- What you have to do
Reproduce the records below exactly as given.

--- Record set ---

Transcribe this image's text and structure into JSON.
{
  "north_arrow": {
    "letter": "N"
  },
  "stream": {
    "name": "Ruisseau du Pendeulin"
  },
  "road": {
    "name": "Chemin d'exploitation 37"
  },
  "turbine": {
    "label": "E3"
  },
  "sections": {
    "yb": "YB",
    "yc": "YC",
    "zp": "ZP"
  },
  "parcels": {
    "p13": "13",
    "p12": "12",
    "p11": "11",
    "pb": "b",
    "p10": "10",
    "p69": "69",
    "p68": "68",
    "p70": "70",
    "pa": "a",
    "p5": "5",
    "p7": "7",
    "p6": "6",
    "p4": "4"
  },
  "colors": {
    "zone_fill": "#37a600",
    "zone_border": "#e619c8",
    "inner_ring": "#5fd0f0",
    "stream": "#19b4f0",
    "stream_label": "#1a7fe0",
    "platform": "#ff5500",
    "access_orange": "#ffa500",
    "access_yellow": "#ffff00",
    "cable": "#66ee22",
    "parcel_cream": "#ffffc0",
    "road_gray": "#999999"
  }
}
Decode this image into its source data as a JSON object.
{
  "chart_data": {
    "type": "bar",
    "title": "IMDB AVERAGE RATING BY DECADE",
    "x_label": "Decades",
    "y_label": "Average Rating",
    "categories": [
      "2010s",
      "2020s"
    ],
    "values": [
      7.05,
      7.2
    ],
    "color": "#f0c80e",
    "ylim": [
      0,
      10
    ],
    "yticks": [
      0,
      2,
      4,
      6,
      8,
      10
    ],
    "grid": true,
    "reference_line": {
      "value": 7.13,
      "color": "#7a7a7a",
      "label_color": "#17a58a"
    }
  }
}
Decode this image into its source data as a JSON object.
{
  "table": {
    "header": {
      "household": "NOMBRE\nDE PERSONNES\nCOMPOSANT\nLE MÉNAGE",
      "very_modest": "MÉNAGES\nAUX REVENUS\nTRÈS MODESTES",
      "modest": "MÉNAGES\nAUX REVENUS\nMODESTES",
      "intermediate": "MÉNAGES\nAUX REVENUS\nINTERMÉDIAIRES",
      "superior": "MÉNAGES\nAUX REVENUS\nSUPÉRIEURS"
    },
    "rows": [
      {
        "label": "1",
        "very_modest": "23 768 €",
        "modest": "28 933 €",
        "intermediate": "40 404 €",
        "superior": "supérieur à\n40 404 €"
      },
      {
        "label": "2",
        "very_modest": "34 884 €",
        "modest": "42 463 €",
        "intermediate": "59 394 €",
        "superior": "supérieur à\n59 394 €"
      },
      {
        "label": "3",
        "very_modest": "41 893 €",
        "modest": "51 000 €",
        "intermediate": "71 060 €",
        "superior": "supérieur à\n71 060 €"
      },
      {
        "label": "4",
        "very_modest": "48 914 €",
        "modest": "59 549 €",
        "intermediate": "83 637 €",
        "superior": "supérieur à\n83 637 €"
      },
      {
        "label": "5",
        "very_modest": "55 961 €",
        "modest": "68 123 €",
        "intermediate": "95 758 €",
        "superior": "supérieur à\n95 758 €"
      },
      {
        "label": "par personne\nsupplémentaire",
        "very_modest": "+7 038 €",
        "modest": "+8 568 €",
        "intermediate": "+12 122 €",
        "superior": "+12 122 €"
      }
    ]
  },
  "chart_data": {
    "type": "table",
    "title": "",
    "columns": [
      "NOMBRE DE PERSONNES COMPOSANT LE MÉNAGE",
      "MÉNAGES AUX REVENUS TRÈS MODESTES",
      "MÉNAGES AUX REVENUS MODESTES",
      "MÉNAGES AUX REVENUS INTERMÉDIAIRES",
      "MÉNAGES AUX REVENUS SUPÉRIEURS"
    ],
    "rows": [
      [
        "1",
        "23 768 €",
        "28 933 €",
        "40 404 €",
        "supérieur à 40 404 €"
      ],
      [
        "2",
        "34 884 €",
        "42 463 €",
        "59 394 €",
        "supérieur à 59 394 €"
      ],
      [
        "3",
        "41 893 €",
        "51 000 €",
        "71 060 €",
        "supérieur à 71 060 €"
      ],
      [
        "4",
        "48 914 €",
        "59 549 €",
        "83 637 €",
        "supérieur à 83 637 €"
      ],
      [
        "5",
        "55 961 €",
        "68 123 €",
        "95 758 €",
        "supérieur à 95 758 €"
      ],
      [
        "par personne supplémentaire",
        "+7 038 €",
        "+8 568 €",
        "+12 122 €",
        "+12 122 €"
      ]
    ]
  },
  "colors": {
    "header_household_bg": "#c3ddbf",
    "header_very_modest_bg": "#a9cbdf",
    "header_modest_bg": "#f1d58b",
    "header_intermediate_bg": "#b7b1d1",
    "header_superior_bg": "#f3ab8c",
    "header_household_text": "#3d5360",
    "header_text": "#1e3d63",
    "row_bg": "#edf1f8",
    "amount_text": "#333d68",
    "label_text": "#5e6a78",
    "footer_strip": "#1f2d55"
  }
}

---

- Solution for this task
Transcribe this image's text and structure into JSON.
{
  "north_arrow": {
    "letter": "N"
  },
  "stream": {
    "name": "Ruisseau du Pendeulin"
  },
  "road": {
    "name": "Chemin d'exploitation 37"
  },
  "turbine": {
    "label": "E3"
  },
  "sections": {
    "yb": "YB",
    "yc": "YC",
    "zp": "ZP"
  },
  "parcels": {
    "p13": "13",
    "p12": "12",
    "p11": "11",
    "pb": "b",
    "p10": "10",
    "p69": "69",
    "p68": "68",
    "p70": "70",
    "pa": "a",
    "p5": "5",
    "p7": "7",
    "p6": "6",
    "p4": "4"
  },
  "colors": {
    "zone_fill": "#37a600",
    "zone_border": "#e619c8",
    "inner_ring": "#5fd0f0",
    "stream": "#19b4f0",
    "stream_label": "#1a7fe0",
    "platform": "#ff5500",
    "access_orange": "#ffa500",
    "access_yellow": "#ffff00",
    "cable": "#66ee22",
    "parcel_cream": "#ffffc0",
    "road_gray": "#999999"
  }
}
Decode this image into its source data as a JSON object.
{
  "chart_data": {
    "type": "bar",
    "title": "IMDB AVERAGE RATING BY DECADE",
    "x_label": "Decades",
    "y_label": "Average Rating",
    "categories": [
      "2010s",
      "2020s"
    ],
    "values": [
      7.05,
      7.2
    ],
    "color": "#f0c80e",
    "ylim": [
      0,
      10
    ],
    "yticks": [
      0,
      2,
      4,
      6,
      8,
      10
    ],
    "grid": true,
    "reference_line": {
      "value": 7.13,
      "color": "#7a7a7a",
      "label_color": "#17a58a"
    }
  }
}
Decode this image into its source data as a JSON object.
{
  "table": {
    "header": {
      "household": "NOMBRE\nDE PERSONNES\nCOMPOSANT\nLE MÉNAGE",
      "very_modest": "MÉNAGES\nAUX REVENUS\nTRÈS MODESTES",
      "modest": "MÉNAGES\nAUX REVENUS\nMODESTES",
      "intermediate": "MÉNAGES\nAUX REVENUS\nINTERMÉDIAIRES",
      "superior": "MÉNAGES\nAUX REVENUS\nSUPÉRIEURS"
    },
    "rows": [
      {
        "label": "1",
        "very_modest": "23 768 €",
        "modest": "28 933 €",
        "intermediate": "40 404 €",
        "superior": "supérieur à\n40 404 €"
      },
      {
        "label": "2",
        "very_modest": "34 884 €",
        "modest": "42 463 €",
        "intermediate": "59 394 €",
        "superior": "supérieur à\n59 394 €"
      },
      {
        "label": "3",
        "very_modest": "41 893 €",
        "modest": "51 000 €",
        "intermediate": "71 060 €",
        "superior": "supérieur à\n71 060 €"
      },
      {
        "label": "4",
        "very_modest": "48 914 €",
        "modest": "59 549 €",
        "intermediate": "83 637 €",
        "superior": "supérieur à\n83 637 €"
      },
      {
        "label": "5",
        "very_modest": "55 961 €",
        "modest": "68 123 €",
        "intermediate": "95 758 €",
        "superior": "supérieur à\n95 758 €"
      },
      {
        "label": "par personne\nsupplémentaire",
        "very_modest": "+7 038 €",
        "modest": "+8 568 €",
        "intermediate": "+12 122 €",
        "superior": "+12 122 €"
      }
    ]
  },
  "chart_data": {
    "type": "table",
    "title": "",
    "columns": [
      "NOMBRE DE PERSONNES COMPOSANT LE MÉNAGE",
      "MÉNAGES AUX REVENUS TRÈS MODESTES",
      "MÉNAGES AUX REVENUS MODESTES",
      "MÉNAGES AUX REVENUS INTERMÉDIAIRES",
      "MÉNAGES AUX REVENUS SUPÉRIEURS"
    ],
    "rows": [
      [
        "1",
        "23 768 €",
        "28 933 €",
        "40 404 €",
        "supérieur à 40 404 €"
      ],
      [
        "2",
        "34 884 €",
        "42 463 €",
        "59 394 €",
        "supérieur à 59 394 €"
      ],
      [
        "3",
        "41 893 €",
        "51 000 €",
        "71 060 €",
        "supérieur à 71 060 €"
      ],
      [
        "4",
        "48 914 €",
        "59 549 €",
        "83 637 €",
        "supérieur à 83 637 €"
      ],
      [
        "5",
        "55 961 €",
        "68 123 €",
        "95 758 €",
        "supérieur à 95 758 €"
      ],
      [
        "par personne supplémentaire",
        "+7 038 €",
        "+8 568 €",
        "+12 122 €",
        "+12 122 €"
      ]
    ]
  },
  "colors": {
    "header_household_bg": "#c3ddbf",
    "header_very_modest_bg": "#a9cbdf",
    "header_modest_bg": "#f1d58b",
    "header_intermediate_bg": "#b7b1d1",
    "header_superior_bg": "#f3ab8c",
    "header_household_text": "#3d5360",
    "header_text": "#1e3d63",
    "row_bg": "#edf1f8",
    "amount_text": "#333d68",
    "label_text": "#5e6a78",
    "footer_strip": "#1f2d55"
  }
}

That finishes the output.